Raw records:
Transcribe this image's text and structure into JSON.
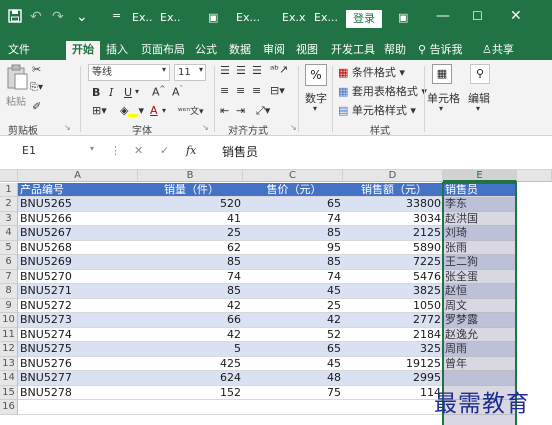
{
  "title_bar": {
    "quick_access": [
      "save-icon",
      "undo-icon",
      "redo-icon",
      "customize-icon"
    ],
    "file_parts": [
      "Ex..",
      "Ex..",
      "Ex...",
      "Ex.x",
      "Ex..."
    ],
    "login_label": "登录"
  },
  "ribbon_tabs": [
    "文件",
    "开始",
    "插入",
    "页面布局",
    "公式",
    "数据",
    "审阅",
    "视图",
    "开发工具",
    "帮助",
    "告诉我",
    "共享"
  ],
  "active_tab": "开始",
  "ribbon": {
    "font_name": "等线",
    "font_size": "11",
    "groups": {
      "clipboard": "剪贴板",
      "font": "字体",
      "alignment": "对齐方式",
      "number": "数字",
      "styles": "样式",
      "cells": "单元格",
      "editing": "编辑"
    },
    "paste_label": "粘贴",
    "number_button": "数字",
    "style_items": [
      "条件格式",
      "套用表格格式",
      "单元格样式"
    ],
    "cells_button": "单元格",
    "editing_button": "编辑"
  },
  "formula_bar": {
    "name_box": "E1",
    "fx_label": "fx",
    "content": "销售员"
  },
  "columns": [
    "A",
    "B",
    "C",
    "D",
    "E"
  ],
  "selected_column": "E",
  "table": {
    "headers": [
      "产品编号",
      "销量（件）",
      "售价（元）",
      "销售额（元）",
      "销售员"
    ],
    "rows": [
      [
        "BNU5265",
        "520",
        "65",
        "33800",
        "李东"
      ],
      [
        "BNU5266",
        "41",
        "74",
        "3034",
        "赵洪国"
      ],
      [
        "BNU5267",
        "25",
        "85",
        "2125",
        "刘琦"
      ],
      [
        "BNU5268",
        "62",
        "95",
        "5890",
        "张雨"
      ],
      [
        "BNU5269",
        "85",
        "85",
        "7225",
        "王二狗"
      ],
      [
        "BNU5270",
        "74",
        "74",
        "5476",
        "张全蛋"
      ],
      [
        "BNU5271",
        "85",
        "45",
        "3825",
        "赵恒"
      ],
      [
        "BNU5272",
        "42",
        "25",
        "1050",
        "周文"
      ],
      [
        "BNU5273",
        "66",
        "42",
        "2772",
        "罗梦露"
      ],
      [
        "BNU5274",
        "42",
        "52",
        "2184",
        "赵逸允"
      ],
      [
        "BNU5275",
        "5",
        "65",
        "325",
        "周雨"
      ],
      [
        "BNU5276",
        "425",
        "45",
        "19125",
        "曾年"
      ],
      [
        "BNU5277",
        "624",
        "48",
        "2995",
        ""
      ],
      [
        "BNU5278",
        "152",
        "75",
        "114",
        ""
      ]
    ]
  },
  "row_numbers": [
    "1",
    "2",
    "3",
    "4",
    "5",
    "6",
    "7",
    "8",
    "9",
    "10",
    "11",
    "12",
    "13",
    "14",
    "15",
    "16"
  ],
  "watermark": "最需教育",
  "colors": {
    "excel_green": "#217346",
    "header_blue": "#4472c4",
    "band_blue": "#d9e1f2"
  }
}
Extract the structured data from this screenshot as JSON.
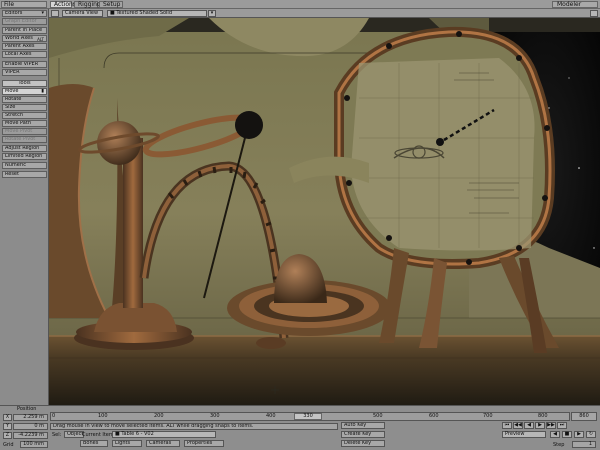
{
  "top": {
    "file_menu": "File",
    "tabs": [
      "Actions",
      "Rigging",
      "Setup"
    ],
    "modeler": "Modeler"
  },
  "toolbar": {
    "editors": "Editors",
    "grayed1": "Graph Editor",
    "parent_in_place": "Parent in Place",
    "world_axes": "World Axes",
    "world_axes_value": "ALT",
    "parent_axes": "Parent Axes",
    "local_axes": "Local Axes",
    "enable_viper": "Enable VIPER",
    "viper": "VIPER",
    "tools_header": "Tools",
    "move": "Move",
    "rotate": "Rotate",
    "size": "Size",
    "stretch": "Stretch",
    "move_path": "Move Path",
    "grayed2": "Move Pivot",
    "grayed3": "Rotate Pivot",
    "adjust_region": "Adjust Region",
    "limited_region": "Limited Region",
    "numeric": "Numeric",
    "reset": "Reset"
  },
  "viewport": {
    "view": "Camera View",
    "shading": "Textured Shaded Solid"
  },
  "bottom": {
    "position_label": "Position",
    "x_label": "X",
    "y_label": "Y",
    "z_label": "Z",
    "x_value": "2.259 m",
    "y_value": "0 m",
    "z_value": "-4.2239 m",
    "grid_label": "Grid",
    "grid_value": "100 mm",
    "timeline_ticks": [
      "0",
      "100",
      "200",
      "300",
      "400",
      "500",
      "600",
      "700",
      "800"
    ],
    "current_frame": "330",
    "end_frame": "860",
    "message": "Drag mouse in view to move selected items. ALT while dragging snaps to items.",
    "sel_label": "Sel:",
    "objects": "Objects",
    "bones": "Bones",
    "lights": "Lights",
    "cameras": "Cameras",
    "properties": "Properties",
    "current_item_label": "Current Item",
    "current_item": "Table 6 - V02",
    "auto_key": "Auto Key",
    "create_key": "Create Key",
    "delete_key": "Delete Key",
    "preview": "Preview",
    "step_label": "Step",
    "step_value": "1"
  }
}
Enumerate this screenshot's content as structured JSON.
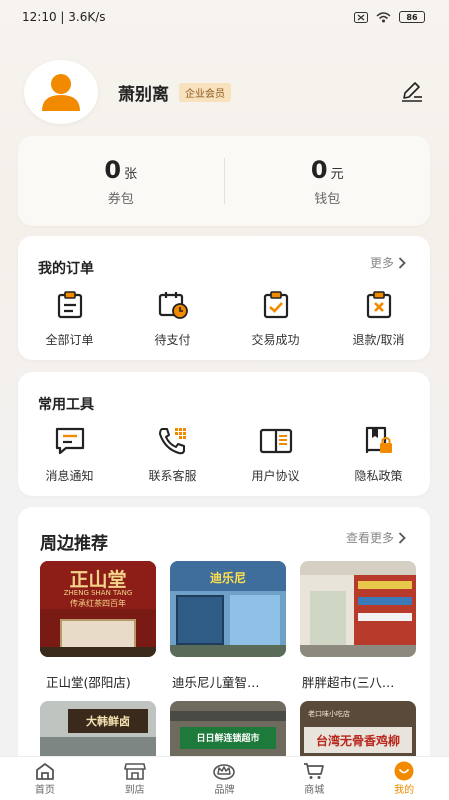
{
  "status_bar": {
    "time_speed": "12:10 | 3.6K/s",
    "battery": "86"
  },
  "profile": {
    "name": "萧别离",
    "badge": "企业会员"
  },
  "wallet": [
    {
      "value": "0",
      "unit": "张",
      "label": "券包"
    },
    {
      "value": "0",
      "unit": "元",
      "label": "钱包"
    }
  ],
  "orders": {
    "title": "我的订单",
    "more": "更多",
    "items": [
      {
        "label": "全部订单",
        "icon": "clipboard-icon"
      },
      {
        "label": "待支付",
        "icon": "calendar-clock-icon"
      },
      {
        "label": "交易成功",
        "icon": "clipboard-check-icon"
      },
      {
        "label": "退款/取消",
        "icon": "clipboard-x-icon"
      }
    ]
  },
  "tools": {
    "title": "常用工具",
    "items": [
      {
        "label": "消息通知",
        "icon": "message-icon"
      },
      {
        "label": "联系客服",
        "icon": "phone-keypad-icon"
      },
      {
        "label": "用户协议",
        "icon": "book-icon"
      },
      {
        "label": "隐私政策",
        "icon": "lock-book-icon"
      }
    ]
  },
  "nearby": {
    "title": "周边推荐",
    "more": "查看更多",
    "shops": [
      {
        "name": "正山堂(邵阳店)",
        "sign": "正山堂",
        "sign_sub": "ZHENG SHAN TANG",
        "sign_sub2": "传承红茶四百年"
      },
      {
        "name": "迪乐尼儿童智…",
        "sign": "迪乐尼"
      },
      {
        "name": "胖胖超市(三八…"
      },
      {
        "name": "",
        "sign": "大韩鲜卤"
      },
      {
        "name": "",
        "sign": "日日鲜连锁超市"
      },
      {
        "name": "",
        "sign": "台湾无骨香鸡柳",
        "sign_sub": "老口味小吃店"
      }
    ]
  },
  "tabbar": [
    {
      "label": "首页",
      "icon": "home-icon",
      "active": false
    },
    {
      "label": "到店",
      "icon": "store-icon",
      "active": false
    },
    {
      "label": "品牌",
      "icon": "crown-icon",
      "active": false
    },
    {
      "label": "商城",
      "icon": "cart-icon",
      "active": false
    },
    {
      "label": "我的",
      "icon": "user-icon",
      "active": true
    }
  ],
  "colors": {
    "accent": "#f28a00",
    "badge_bg": "#f8e2bd",
    "badge_text": "#8a5a1c"
  }
}
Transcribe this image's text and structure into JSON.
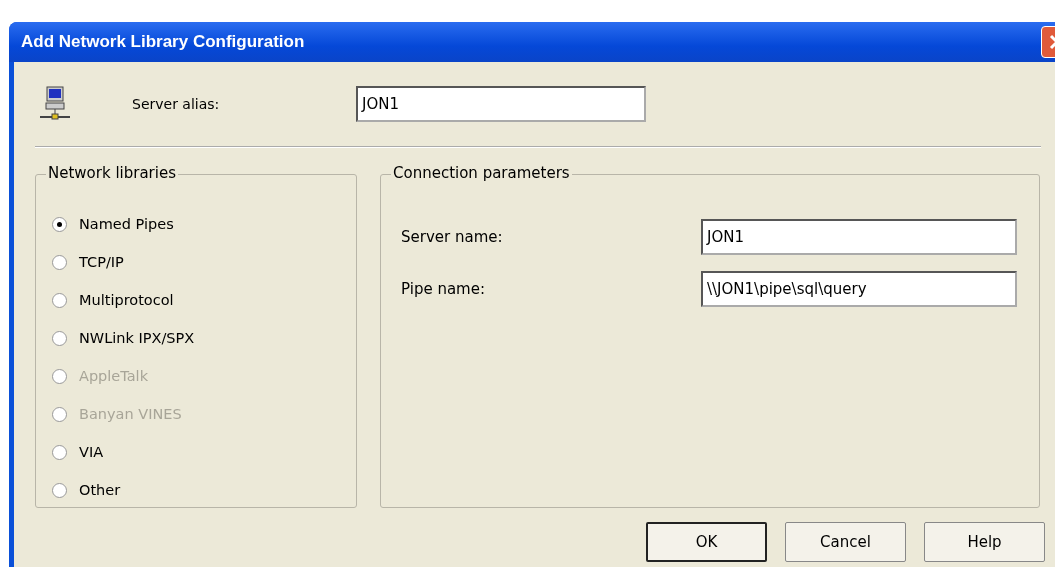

AIM OF THE EXERCISE - Search the listing for the word "JSON" and return each line that holds it.

ANSWER TO THIS EXERCISE -
Transcribe this image's text and structure into JSON.
Extract the structured data from this screenshot as JSON.
Enumerate this screenshot's content as structured JSON.
Transcribe this image's text and structure into JSON.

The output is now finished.